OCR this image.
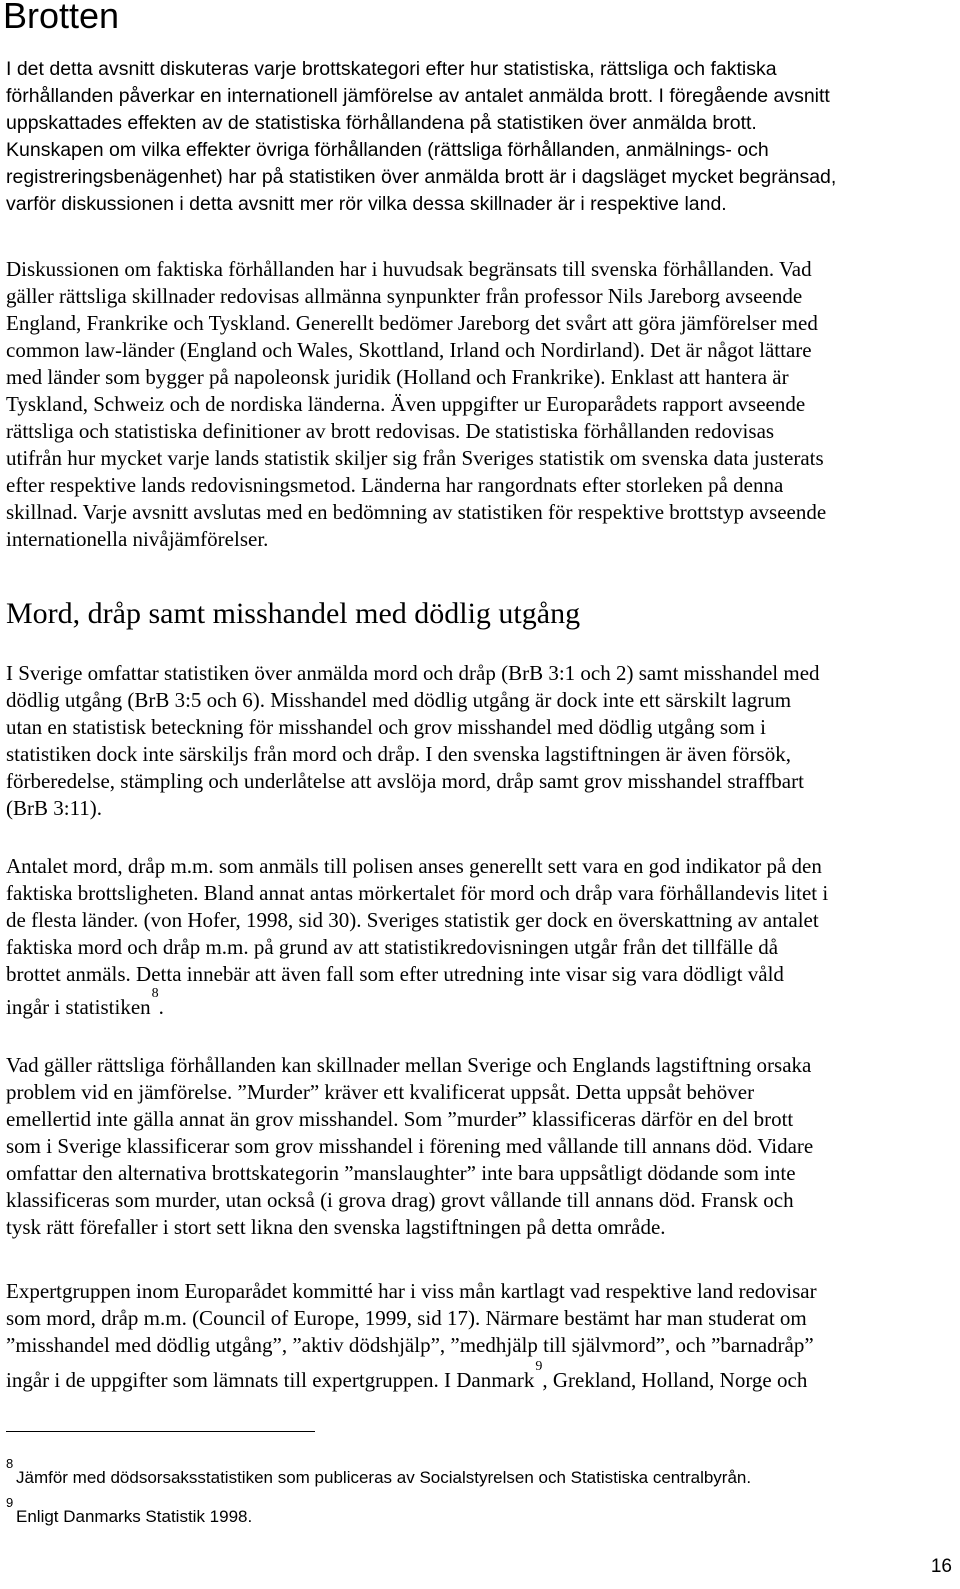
Brotten

I det detta avsnitt diskuteras varje brottskategori efter hur statistiska, rättsliga och faktiska
förhållanden påverkar en internationell jämförelse av antalet anmälda brott. I föregående avsnitt
uppskattades effekten av de statistiska förhållandena på statistiken över anmälda brott.
Kunskapen om vilka effekter övriga förhållanden (rättsliga förhållanden, anmälnings- och
registreringsbenägenhet) har på statistiken över anmälda brott är i dagsläget mycket begränsad,
varför diskussionen i detta avsnitt mer rör vilka dessa skillnader är i respektive land.

Diskussionen om faktiska förhållanden har i huvudsak begränsats till svenska förhållanden. Vad
gäller rättsliga skillnader redovisas allmänna synpunkter från professor Nils Jareborg avseende
England, Frankrike och Tyskland. Generellt bedömer Jareborg det svårt att göra jämförelser med
common law-länder (England och Wales, Skottland, Irland och Nordirland). Det är något lättare
med länder som bygger på napoleonsk juridik (Holland och Frankrike). Enklast att hantera är
Tyskland, Schweiz och de nordiska länderna. Även uppgifter ur Europarådets rapport avseende
rättsliga och statistiska definitioner av brott redovisas. De statistiska förhållanden redovisas
utifrån hur mycket varje lands statistik skiljer sig från Sveriges statistik om svenska data justerats
efter respektive lands redovisningsmetod. Länderna har rangordnats efter storleken på denna
skillnad. Varje avsnitt avslutas med en bedömning av statistiken för respektive brottstyp avseende
internationella nivåjämförelser.

Mord, dråp samt misshandel med dödlig utgång

I Sverige omfattar statistiken över anmälda mord och dråp (BrB 3:1 och 2) samt misshandel med
dödlig utgång (BrB 3:5 och 6). Misshandel med dödlig utgång är dock inte ett särskilt lagrum
utan en statistisk beteckning för misshandel och grov misshandel med dödlig utgång som i
statistiken dock inte särskiljs från mord och dråp. I den svenska lagstiftningen är även försök,
förberedelse, stämpling och underlåtelse att avslöja mord, dråp samt grov misshandel straffbart
(BrB 3:11).

Antalet mord, dråp m.m. som anmäls till polisen anses generellt sett vara en god indikator på den
faktiska brottsligheten. Bland annat antas mörkertalet för mord och dråp vara förhållandevis litet i
de flesta länder. (von Hofer, 1998, sid 30). Sveriges statistik ger dock en överskattning av antalet
faktiska mord och dråp m.m. på grund av att statistikredovisningen utgår från det tillfälle då
brottet anmäls. Detta innebär att även fall som efter utredning inte visar sig vara dödligt våld
ingår i statistiken$^8$.

Vad gäller rättsliga förhållanden kan skillnader mellan Sverige och Englands lagstiftning orsaka
problem vid en jämförelse. ”Murder” kräver ett kvalificerat uppsåt. Detta uppsåt behöver
emellertid inte gälla annat än grov misshandel. Som ”murder” klassificeras därför en del brott
som i Sverige klassificerar som grov misshandel i förening med vållande till annans död. Vidare
omfattar den alternativa brottskategorin ”manslaughter” inte bara uppsåtligt dödande som inte
klassificeras som murder, utan också (i grova drag) grovt vållande till annans död. Fransk och
tysk rätt förefaller i stort sett likna den svenska lagstiftningen på detta område.

Expertgruppen inom Europarådet kommitté har i viss mån kartlagt vad respektive land redovisar
som mord, dråp m.m. (Council of Europe, 1999, sid 17). Närmare bestämt har man studerat om
”misshandel med dödlig utgång”, ”aktiv dödshjälp”, ”medhjälp till självmord”, och ”barnadråp”
ingår i de uppgifter som lämnats till expertgruppen. I Danmark$^9$, Grekland, Holland, Norge och

8
Jämför med dödsorsaksstatistiken som publiceras av Socialstyrelsen och Statistiska centralbyrån.
9
Enligt Danmarks Statistik 1998.
16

-- YOUR TASK --
Count how many lines hold the string "Sveriges" and give that number alone.

-- EXERCISE SOLUTION --
2